##### Task data #####

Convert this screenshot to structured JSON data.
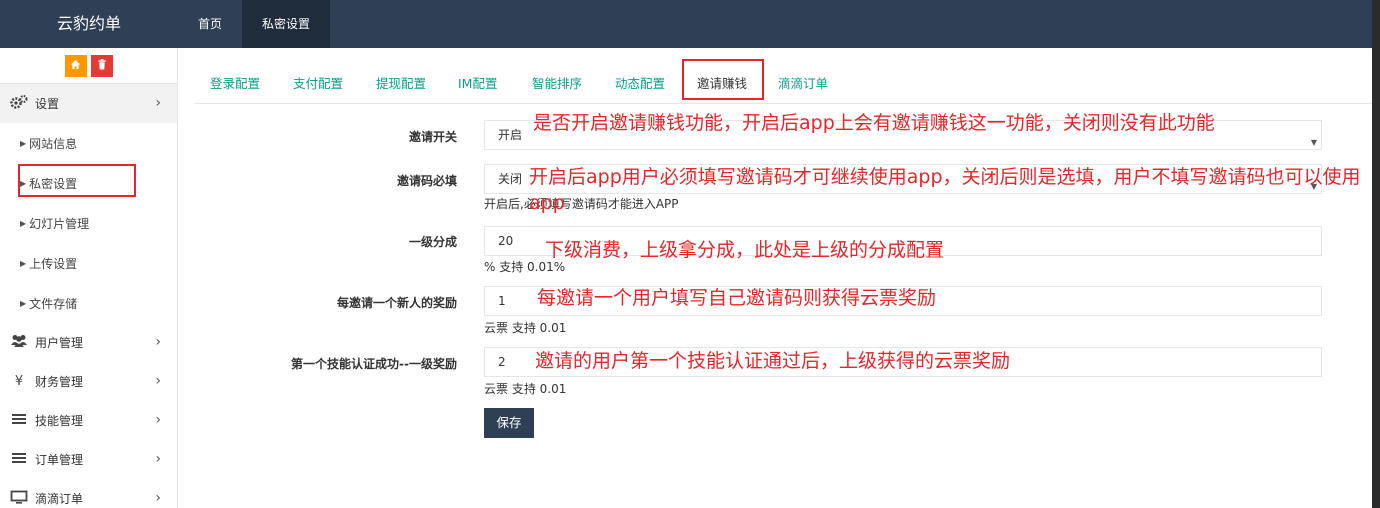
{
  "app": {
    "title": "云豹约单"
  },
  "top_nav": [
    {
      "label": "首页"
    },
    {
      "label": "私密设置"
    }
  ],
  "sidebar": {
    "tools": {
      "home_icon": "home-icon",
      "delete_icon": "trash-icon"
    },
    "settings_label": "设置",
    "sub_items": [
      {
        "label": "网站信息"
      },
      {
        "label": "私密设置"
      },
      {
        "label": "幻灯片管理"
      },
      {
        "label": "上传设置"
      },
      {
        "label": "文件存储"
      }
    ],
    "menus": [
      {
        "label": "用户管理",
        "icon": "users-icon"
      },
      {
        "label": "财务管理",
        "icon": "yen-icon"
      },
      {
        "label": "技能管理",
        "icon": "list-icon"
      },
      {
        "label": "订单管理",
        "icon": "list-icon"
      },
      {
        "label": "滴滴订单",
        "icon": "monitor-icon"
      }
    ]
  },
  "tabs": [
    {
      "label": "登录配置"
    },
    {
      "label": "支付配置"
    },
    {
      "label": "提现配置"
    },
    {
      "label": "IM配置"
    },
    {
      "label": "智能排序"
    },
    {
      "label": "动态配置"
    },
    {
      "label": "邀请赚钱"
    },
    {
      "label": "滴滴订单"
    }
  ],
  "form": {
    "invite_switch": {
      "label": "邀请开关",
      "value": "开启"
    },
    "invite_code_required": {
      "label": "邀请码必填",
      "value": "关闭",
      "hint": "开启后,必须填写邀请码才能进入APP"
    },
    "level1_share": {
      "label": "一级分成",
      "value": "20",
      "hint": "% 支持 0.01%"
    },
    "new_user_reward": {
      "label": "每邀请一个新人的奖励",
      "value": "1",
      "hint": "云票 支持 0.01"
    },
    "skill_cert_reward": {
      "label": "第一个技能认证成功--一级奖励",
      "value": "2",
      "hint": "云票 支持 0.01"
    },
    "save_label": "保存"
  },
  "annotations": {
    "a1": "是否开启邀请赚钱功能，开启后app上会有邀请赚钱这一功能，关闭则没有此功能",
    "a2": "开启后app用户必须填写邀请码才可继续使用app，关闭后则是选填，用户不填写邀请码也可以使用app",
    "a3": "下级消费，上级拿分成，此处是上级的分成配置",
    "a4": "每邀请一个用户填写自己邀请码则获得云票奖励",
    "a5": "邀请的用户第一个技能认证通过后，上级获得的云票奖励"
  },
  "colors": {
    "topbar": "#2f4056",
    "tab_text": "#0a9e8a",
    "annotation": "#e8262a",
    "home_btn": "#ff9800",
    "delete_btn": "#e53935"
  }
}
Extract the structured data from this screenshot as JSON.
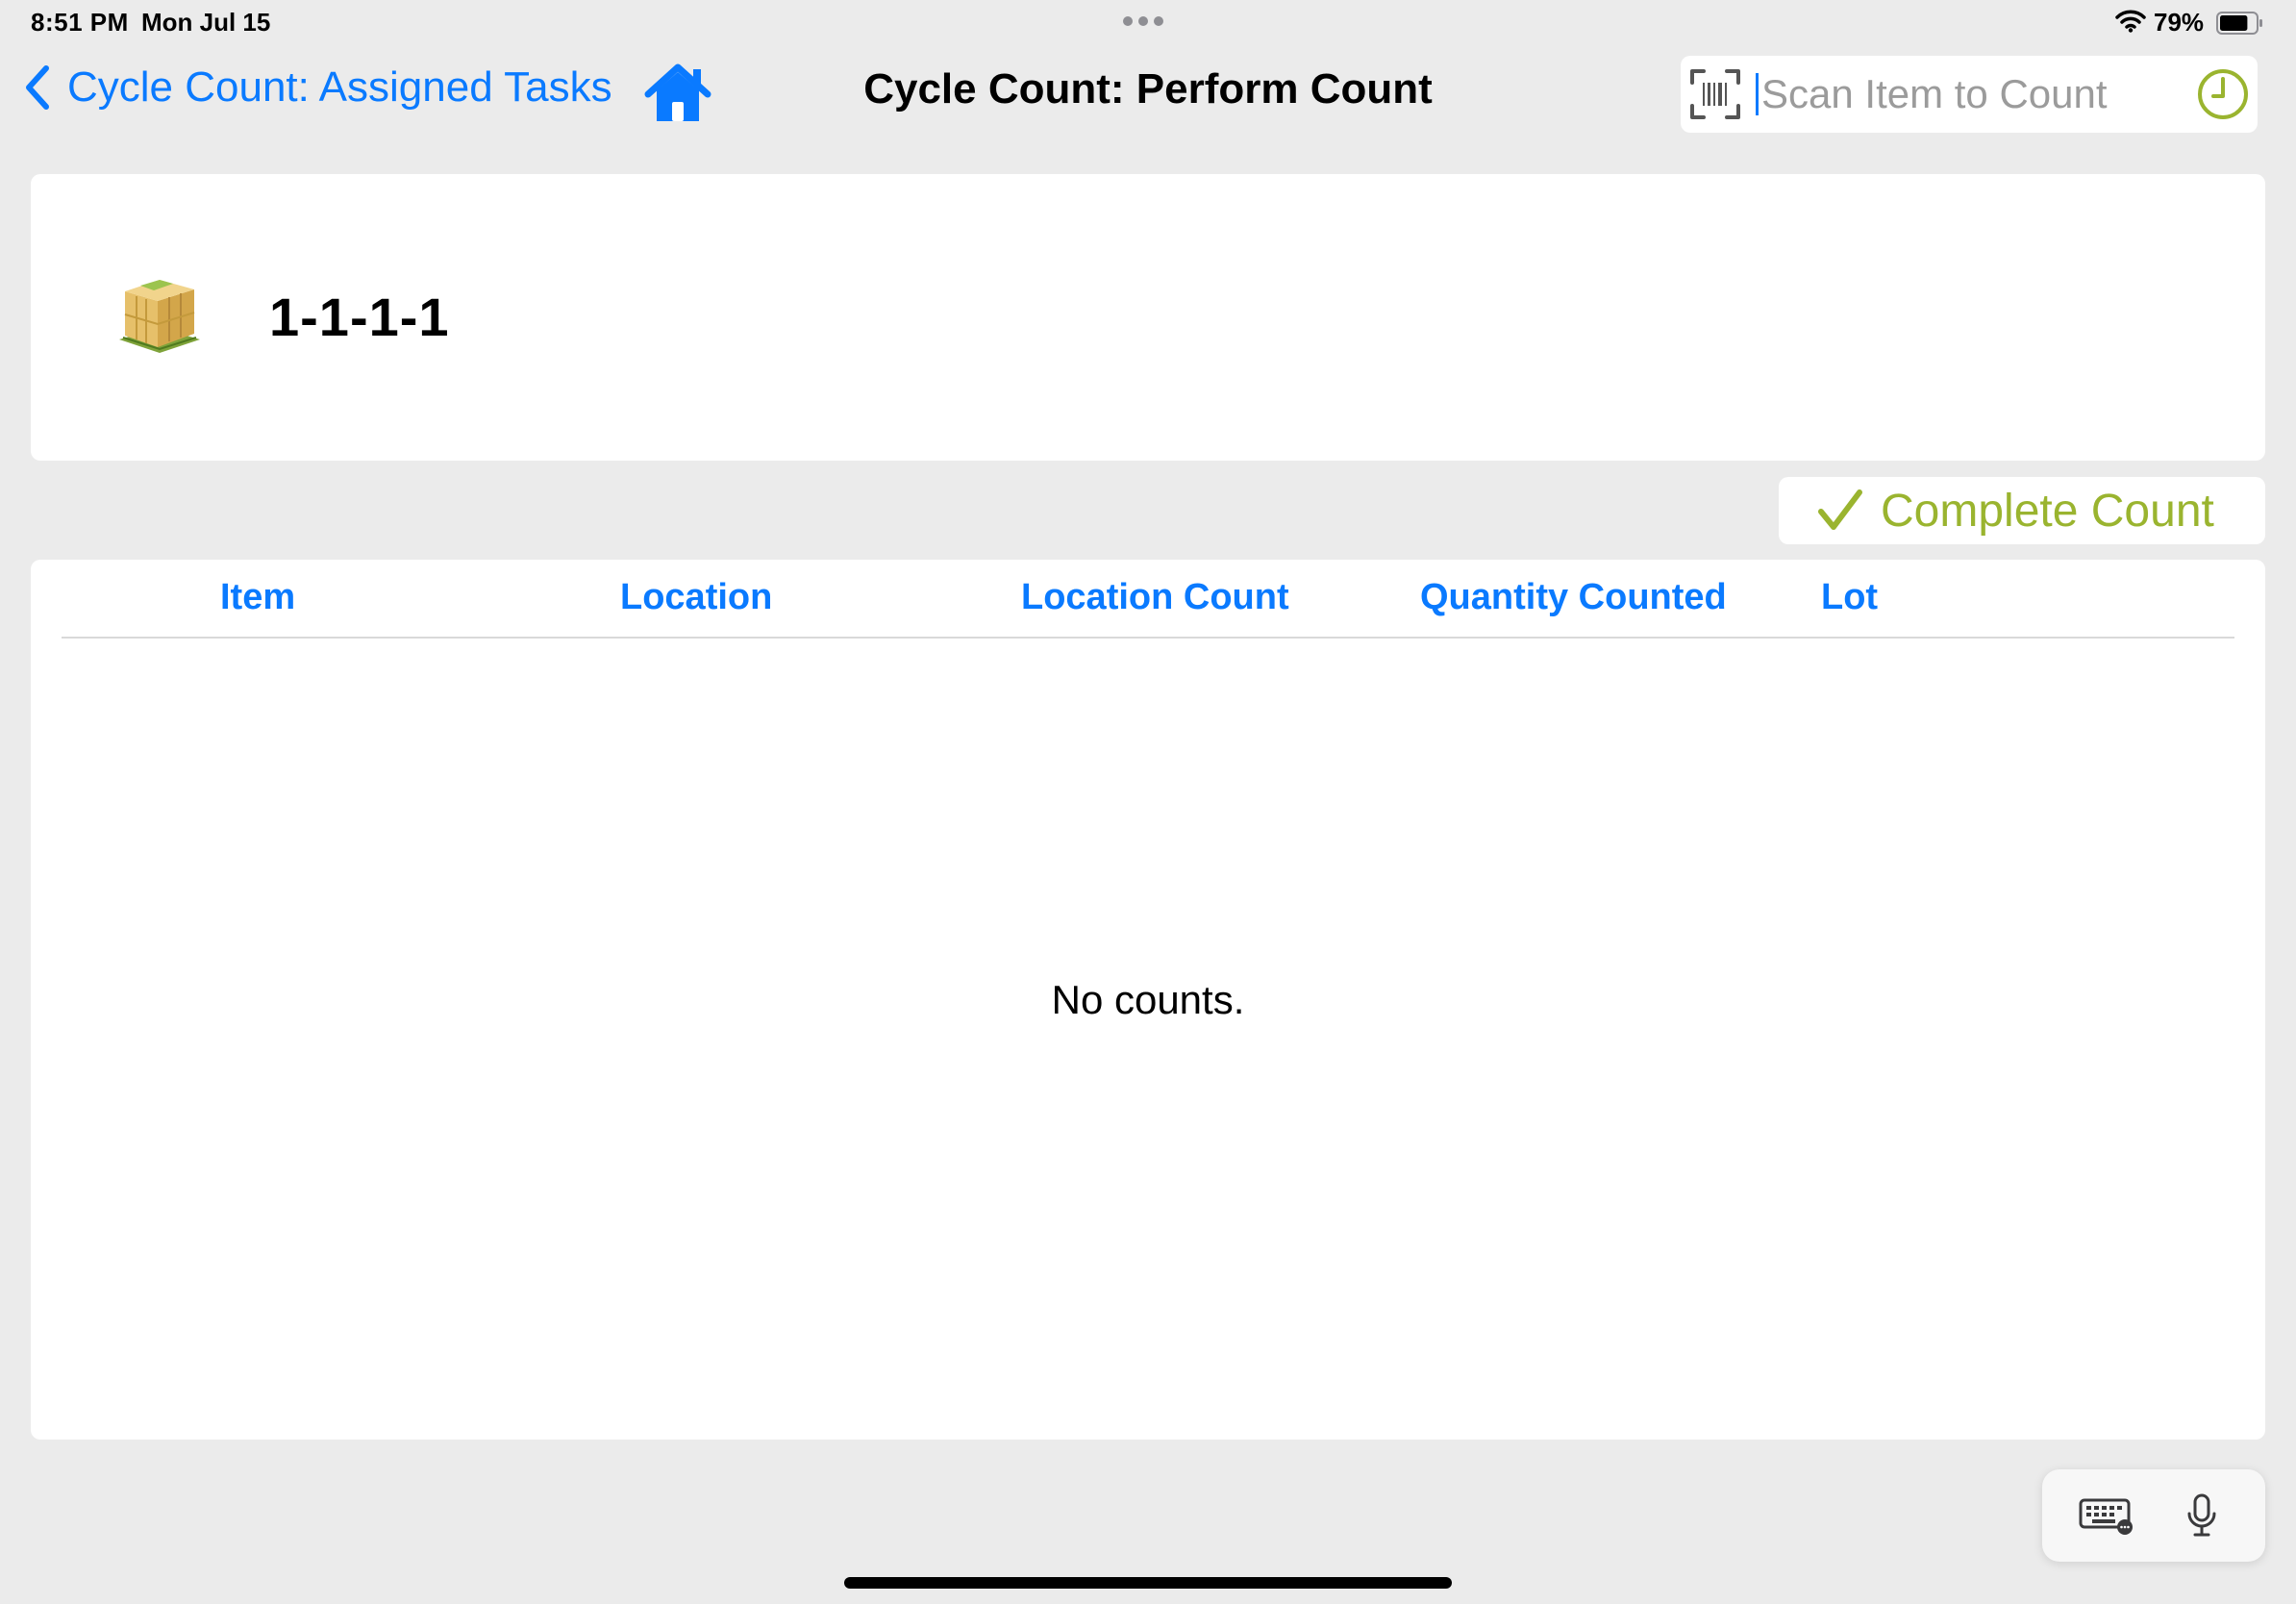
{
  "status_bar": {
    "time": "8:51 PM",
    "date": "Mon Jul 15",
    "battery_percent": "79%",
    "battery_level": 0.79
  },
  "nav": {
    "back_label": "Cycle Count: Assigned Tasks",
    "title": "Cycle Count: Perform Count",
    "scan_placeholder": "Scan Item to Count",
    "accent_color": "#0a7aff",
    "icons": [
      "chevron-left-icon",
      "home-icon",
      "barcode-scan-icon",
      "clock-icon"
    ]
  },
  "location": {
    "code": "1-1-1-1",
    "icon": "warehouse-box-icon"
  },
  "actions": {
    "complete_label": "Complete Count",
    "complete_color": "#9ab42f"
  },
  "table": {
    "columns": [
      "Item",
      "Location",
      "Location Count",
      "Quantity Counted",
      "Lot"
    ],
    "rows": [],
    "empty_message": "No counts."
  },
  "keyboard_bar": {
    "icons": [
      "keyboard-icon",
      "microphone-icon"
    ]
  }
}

#####

# [What to do]
The line that contains "Extract the structured" opens the part to copy, and the last line of the records closes it; set down those lines exactly, pictures excluded.

# [Exercise solution]
Extract the structured data from this screenshot as JSON.
{
  "status_bar": {
    "time": "8:51 PM",
    "date": "Mon Jul 15",
    "battery_percent": "79%",
    "battery_level": 0.79
  },
  "nav": {
    "back_label": "Cycle Count: Assigned Tasks",
    "title": "Cycle Count: Perform Count",
    "scan_placeholder": "Scan Item to Count",
    "accent_color": "#0a7aff",
    "icons": [
      "chevron-left-icon",
      "home-icon",
      "barcode-scan-icon",
      "clock-icon"
    ]
  },
  "location": {
    "code": "1-1-1-1",
    "icon": "warehouse-box-icon"
  },
  "actions": {
    "complete_label": "Complete Count",
    "complete_color": "#9ab42f"
  },
  "table": {
    "columns": [
      "Item",
      "Location",
      "Location Count",
      "Quantity Counted",
      "Lot"
    ],
    "rows": [],
    "empty_message": "No counts."
  },
  "keyboard_bar": {
    "icons": [
      "keyboard-icon",
      "microphone-icon"
    ]
  }
}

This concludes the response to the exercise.